● **Required task**: Could you reproduce all of the data below word for word, leaving out the pictures?

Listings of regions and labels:
⟨

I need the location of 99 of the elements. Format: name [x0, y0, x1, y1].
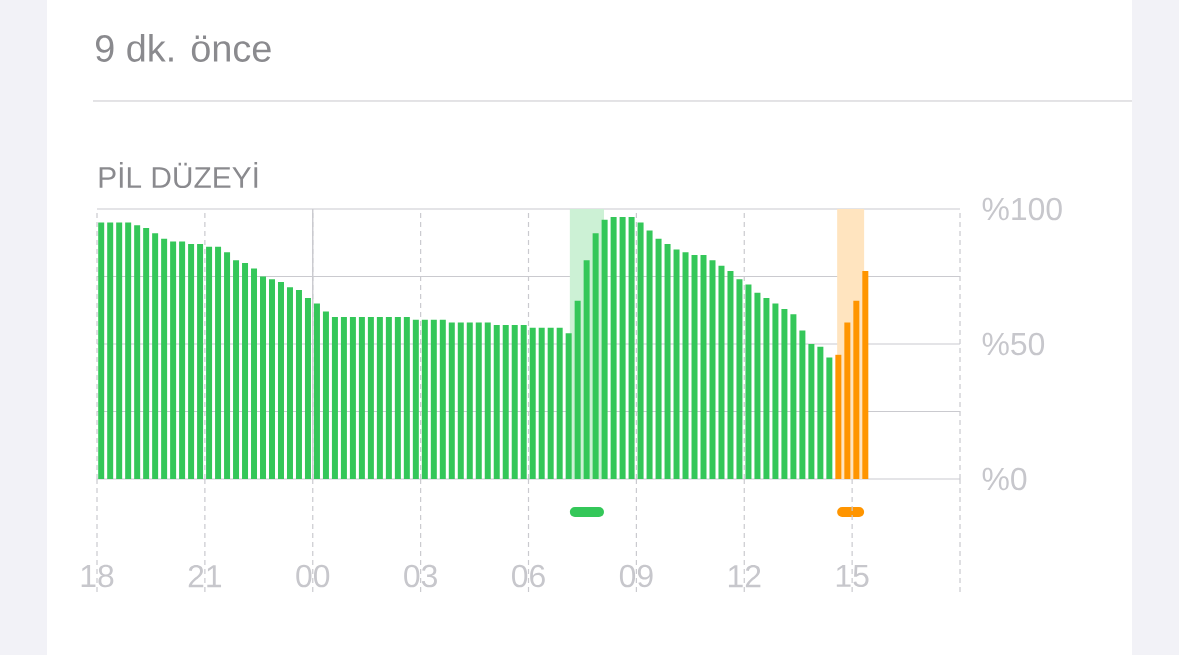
bar	[592, 233, 599, 479]
x-tick-label: 12	[728, 564, 761, 588]
bar	[574, 300, 581, 479]
x-tick-label: 15	[836, 564, 869, 588]
x-tick-label: 06	[512, 564, 545, 588]
bar	[862, 271, 869, 479]
bar	[98, 222, 105, 479]
bar	[754, 292, 761, 479]
bar	[269, 279, 275, 479]
bar	[421, 319, 428, 479]
bar	[619, 217, 626, 479]
bar	[493, 325, 500, 479]
bar	[673, 249, 680, 479]
bar	[457, 322, 464, 479]
bar	[367, 317, 374, 479]
bar	[125, 222, 132, 479]
bar	[242, 263, 249, 479]
x-tick-label: 21	[188, 564, 222, 588]
bar	[664, 244, 671, 479]
bar	[233, 260, 240, 479]
bar	[583, 260, 590, 479]
bar	[835, 354, 842, 479]
bar	[152, 233, 159, 479]
x-tick-label: 18	[81, 564, 114, 588]
bar	[349, 317, 356, 479]
bar	[295, 290, 302, 479]
text: 9 dk. önce	[95, 34, 271, 62]
x-tick-label: 00	[296, 564, 330, 588]
bar	[304, 298, 311, 479]
bar	[745, 284, 752, 479]
y-tick-label: %0	[982, 467, 1027, 491]
bar	[781, 308, 788, 479]
bar	[161, 238, 168, 479]
y-tick-label: %50	[982, 332, 1045, 356]
bar	[511, 325, 518, 479]
bar	[637, 222, 644, 479]
bar	[547, 327, 554, 479]
bar	[260, 276, 267, 479]
bar	[529, 327, 536, 479]
bar	[484, 322, 491, 479]
bar	[538, 327, 545, 479]
bar	[358, 317, 365, 479]
chart-title: PİL DÜZEYİ	[99, 161, 258, 189]
bar	[197, 244, 204, 479]
x-tick-label: 03	[404, 564, 437, 588]
bar	[817, 346, 824, 479]
bar	[790, 314, 797, 479]
bar	[718, 265, 725, 479]
bar	[340, 317, 347, 479]
bar	[430, 319, 437, 479]
bar	[466, 322, 473, 479]
bar	[412, 319, 419, 479]
bar	[322, 311, 329, 479]
x-tick-label: 09	[619, 564, 653, 588]
bar	[826, 357, 833, 479]
bar	[520, 325, 527, 479]
bar	[251, 268, 258, 479]
bar	[206, 246, 213, 479]
bar	[170, 241, 177, 479]
bar	[646, 230, 653, 479]
bar	[691, 254, 698, 479]
bar	[286, 287, 293, 479]
bar	[844, 322, 851, 479]
bar	[610, 217, 617, 479]
bar	[682, 252, 689, 479]
bar	[134, 225, 141, 479]
bar	[313, 303, 320, 479]
bar	[116, 222, 123, 479]
y-tick-label: %100	[982, 197, 1062, 221]
bar	[853, 300, 860, 479]
bar	[700, 254, 707, 479]
bar	[394, 317, 401, 479]
bar	[107, 222, 114, 479]
bar	[763, 298, 770, 479]
bar	[727, 271, 734, 479]
bar	[772, 303, 779, 479]
bar	[376, 317, 383, 479]
bar	[448, 322, 455, 479]
bar	[799, 330, 806, 479]
bar	[502, 325, 509, 479]
bar	[655, 238, 662, 479]
bar	[736, 279, 743, 479]
bar	[475, 322, 482, 479]
bar	[601, 219, 608, 479]
bar	[224, 252, 231, 479]
bar	[179, 241, 186, 479]
bar	[556, 327, 563, 479]
bar	[565, 333, 572, 479]
bar	[709, 260, 716, 479]
bar	[331, 317, 338, 479]
bar	[277, 281, 284, 479]
bar	[628, 217, 635, 479]
bar	[385, 317, 392, 479]
bar	[215, 246, 222, 479]
bar	[403, 317, 410, 479]
bar	[143, 227, 150, 479]
bar	[439, 319, 446, 479]
bar	[808, 344, 815, 479]
bar	[188, 244, 195, 479]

⟩

● **Full response**:
I need the location of 99 of the elements. Format: name [x0, y0, x1, y1].
bar	[592, 233, 599, 479]
x-tick-label: 12	[728, 564, 761, 588]
bar	[574, 300, 581, 479]
x-tick-label: 15	[836, 564, 869, 588]
x-tick-label: 06	[512, 564, 545, 588]
bar	[862, 271, 869, 479]
bar	[98, 222, 105, 479]
bar	[754, 292, 761, 479]
bar	[269, 279, 275, 479]
bar	[421, 319, 428, 479]
bar	[619, 217, 626, 479]
bar	[493, 325, 500, 479]
bar	[673, 249, 680, 479]
bar	[457, 322, 464, 479]
bar	[367, 317, 374, 479]
bar	[125, 222, 132, 479]
bar	[242, 263, 249, 479]
x-tick-label: 21	[188, 564, 222, 588]
bar	[664, 244, 671, 479]
bar	[233, 260, 240, 479]
bar	[583, 260, 590, 479]
bar	[835, 354, 842, 479]
bar	[152, 233, 159, 479]
x-tick-label: 18	[81, 564, 114, 588]
bar	[349, 317, 356, 479]
bar	[295, 290, 302, 479]
text: 9 dk. önce	[95, 34, 271, 62]
x-tick-label: 00	[296, 564, 330, 588]
bar	[304, 298, 311, 479]
bar	[745, 284, 752, 479]
y-tick-label: %0	[982, 467, 1027, 491]
bar	[781, 308, 788, 479]
bar	[161, 238, 168, 479]
y-tick-label: %50	[982, 332, 1045, 356]
bar	[511, 325, 518, 479]
bar	[637, 222, 644, 479]
bar	[547, 327, 554, 479]
bar	[260, 276, 267, 479]
bar	[529, 327, 536, 479]
bar	[484, 322, 491, 479]
bar	[538, 327, 545, 479]
bar	[358, 317, 365, 479]
chart-title: PİL DÜZEYİ	[99, 161, 258, 189]
bar	[197, 244, 204, 479]
x-tick-label: 03	[404, 564, 437, 588]
bar	[817, 346, 824, 479]
bar	[790, 314, 797, 479]
bar	[718, 265, 725, 479]
bar	[340, 317, 347, 479]
bar	[430, 319, 437, 479]
bar	[466, 322, 473, 479]
bar	[412, 319, 419, 479]
bar	[322, 311, 329, 479]
x-tick-label: 09	[619, 564, 653, 588]
bar	[826, 357, 833, 479]
bar	[520, 325, 527, 479]
bar	[251, 268, 258, 479]
bar	[206, 246, 213, 479]
bar	[170, 241, 177, 479]
bar	[646, 230, 653, 479]
bar	[691, 254, 698, 479]
bar	[286, 287, 293, 479]
bar	[844, 322, 851, 479]
bar	[610, 217, 617, 479]
bar	[682, 252, 689, 479]
bar	[134, 225, 141, 479]
bar	[313, 303, 320, 479]
bar	[116, 222, 123, 479]
y-tick-label: %100	[982, 197, 1062, 221]
bar	[853, 300, 860, 479]
bar	[700, 254, 707, 479]
bar	[394, 317, 401, 479]
bar	[107, 222, 114, 479]
bar	[763, 298, 770, 479]
bar	[727, 271, 734, 479]
bar	[772, 303, 779, 479]
bar	[376, 317, 383, 479]
bar	[448, 322, 455, 479]
bar	[799, 330, 806, 479]
bar	[502, 325, 509, 479]
bar	[655, 238, 662, 479]
bar	[736, 279, 743, 479]
bar	[475, 322, 482, 479]
bar	[601, 219, 608, 479]
bar	[224, 252, 231, 479]
bar	[179, 241, 186, 479]
bar	[556, 327, 563, 479]
bar	[565, 333, 572, 479]
bar	[709, 260, 716, 479]
bar	[331, 317, 338, 479]
bar	[277, 281, 284, 479]
bar	[628, 217, 635, 479]
bar	[385, 317, 392, 479]
bar	[215, 246, 222, 479]
bar	[403, 317, 410, 479]
bar	[143, 227, 150, 479]
bar	[439, 319, 446, 479]
bar	[808, 344, 815, 479]
bar	[188, 244, 195, 479]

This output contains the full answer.